-- Page --
————————

There are many fine specimens of this tree in various parts of the country. In Suffolk, at Finborough Hall, one, eighty years planted, is one hundred feet high; the diameter of its trunk, at one foot from the ground, is five feet. In the church-yard at Bolton-on-Dearne, in Yorkshire, there are some fine specimens; one sixty-six feet high, and two feet eight inches in diameter at the ground; and another sixty-eight feet high, and two feet six inches in diameter. But the largest in Britain is said to be at Trocton, in Lincolnshire, fifty-nine feet high. Loudon says this is a most magnificent tree, with immense branches extending over the space of three hundred and five feet, in circumference; and the branches are so large as to require props, so that at a little distance it looks like an Indian banyan tree.

————————

-- Data excerpts --
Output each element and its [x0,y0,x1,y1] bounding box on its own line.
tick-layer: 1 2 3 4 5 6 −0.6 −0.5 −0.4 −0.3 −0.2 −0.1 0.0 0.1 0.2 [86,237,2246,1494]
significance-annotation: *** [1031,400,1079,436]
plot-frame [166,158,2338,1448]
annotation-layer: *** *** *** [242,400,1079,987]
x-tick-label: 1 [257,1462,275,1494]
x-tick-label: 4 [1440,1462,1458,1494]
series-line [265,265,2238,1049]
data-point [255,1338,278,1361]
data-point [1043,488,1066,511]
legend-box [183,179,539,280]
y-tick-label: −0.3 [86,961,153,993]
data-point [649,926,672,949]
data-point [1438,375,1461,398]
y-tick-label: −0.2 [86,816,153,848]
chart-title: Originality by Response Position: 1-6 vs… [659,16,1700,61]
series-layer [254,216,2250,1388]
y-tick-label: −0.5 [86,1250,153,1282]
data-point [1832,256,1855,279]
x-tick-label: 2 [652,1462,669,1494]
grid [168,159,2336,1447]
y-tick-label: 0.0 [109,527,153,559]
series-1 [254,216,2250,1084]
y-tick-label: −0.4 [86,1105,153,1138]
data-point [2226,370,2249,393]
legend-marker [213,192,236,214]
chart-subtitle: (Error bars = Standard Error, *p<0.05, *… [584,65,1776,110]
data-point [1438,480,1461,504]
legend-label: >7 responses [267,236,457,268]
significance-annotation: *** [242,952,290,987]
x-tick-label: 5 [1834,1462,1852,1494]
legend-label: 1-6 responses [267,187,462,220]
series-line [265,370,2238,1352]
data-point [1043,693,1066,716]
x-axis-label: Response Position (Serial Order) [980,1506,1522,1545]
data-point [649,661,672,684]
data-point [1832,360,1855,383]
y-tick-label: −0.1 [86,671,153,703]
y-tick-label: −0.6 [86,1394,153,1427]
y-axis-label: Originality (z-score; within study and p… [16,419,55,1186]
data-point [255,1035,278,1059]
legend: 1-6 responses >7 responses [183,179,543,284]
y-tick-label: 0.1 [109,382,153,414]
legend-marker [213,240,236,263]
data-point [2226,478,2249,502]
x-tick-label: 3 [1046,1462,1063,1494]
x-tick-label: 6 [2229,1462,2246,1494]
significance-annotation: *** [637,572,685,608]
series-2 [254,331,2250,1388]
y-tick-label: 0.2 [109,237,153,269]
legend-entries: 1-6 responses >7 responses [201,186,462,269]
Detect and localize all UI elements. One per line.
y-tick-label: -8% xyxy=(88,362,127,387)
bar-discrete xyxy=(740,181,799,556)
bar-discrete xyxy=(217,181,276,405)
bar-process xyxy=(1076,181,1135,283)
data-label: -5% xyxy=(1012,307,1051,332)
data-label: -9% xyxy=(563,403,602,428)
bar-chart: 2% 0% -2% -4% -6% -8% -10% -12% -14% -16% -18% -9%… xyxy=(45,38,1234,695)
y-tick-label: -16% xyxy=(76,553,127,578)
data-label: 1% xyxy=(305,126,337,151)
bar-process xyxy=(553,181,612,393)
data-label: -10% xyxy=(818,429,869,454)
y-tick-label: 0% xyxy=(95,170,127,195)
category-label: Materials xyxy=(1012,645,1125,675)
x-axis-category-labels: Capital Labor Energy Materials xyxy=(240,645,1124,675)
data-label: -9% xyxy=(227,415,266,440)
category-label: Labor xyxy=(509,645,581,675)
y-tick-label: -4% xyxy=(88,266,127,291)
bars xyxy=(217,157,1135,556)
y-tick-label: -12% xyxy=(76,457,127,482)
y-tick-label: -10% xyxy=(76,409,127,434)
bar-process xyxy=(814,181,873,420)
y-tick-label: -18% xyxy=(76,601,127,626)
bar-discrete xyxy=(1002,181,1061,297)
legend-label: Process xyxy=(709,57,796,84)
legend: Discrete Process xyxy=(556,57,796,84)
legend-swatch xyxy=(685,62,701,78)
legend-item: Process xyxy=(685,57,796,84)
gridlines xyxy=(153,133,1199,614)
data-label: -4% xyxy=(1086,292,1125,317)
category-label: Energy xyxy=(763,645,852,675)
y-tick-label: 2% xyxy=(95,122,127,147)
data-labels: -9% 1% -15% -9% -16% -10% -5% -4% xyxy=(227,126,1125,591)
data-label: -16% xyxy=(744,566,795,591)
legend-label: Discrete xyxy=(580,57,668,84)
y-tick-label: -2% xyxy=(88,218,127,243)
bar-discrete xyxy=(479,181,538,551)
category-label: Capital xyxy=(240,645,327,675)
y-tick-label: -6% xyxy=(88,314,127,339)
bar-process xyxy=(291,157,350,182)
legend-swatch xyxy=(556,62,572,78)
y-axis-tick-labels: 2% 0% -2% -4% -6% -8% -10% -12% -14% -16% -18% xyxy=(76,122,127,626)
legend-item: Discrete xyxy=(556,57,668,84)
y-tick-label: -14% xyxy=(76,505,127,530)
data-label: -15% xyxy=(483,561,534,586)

————————

-- What to produce --
Type out the entire passage about large specimens of the tree in Britain, word for word. Rely only on the passage about the tree.

-- Exercise result --
There are many fine specimens of this tree in various parts of the country. In Suffolk, at Finborough Hall, one, eighty years planted, is one hundred feet high; the diameter of its trunk, at one foot from the ground, is five feet. In the church-yard at Bolton-on-Dearne, in Yorkshire, there are some fine specimens; one sixty-six feet high, and two feet eight inches in diameter at the ground; and another sixty-eight feet high, and two feet six inches in diameter. But the largest in Britain is said to be at Trocton, in Lincolnshire, fifty-nine feet high. Loudon says this is a most magnificent tree, with immense branches extending over the space of three hundred and five feet, in circumference; and the branches are so large as to require props, so that at a little distance it looks like an Indian banyan tree.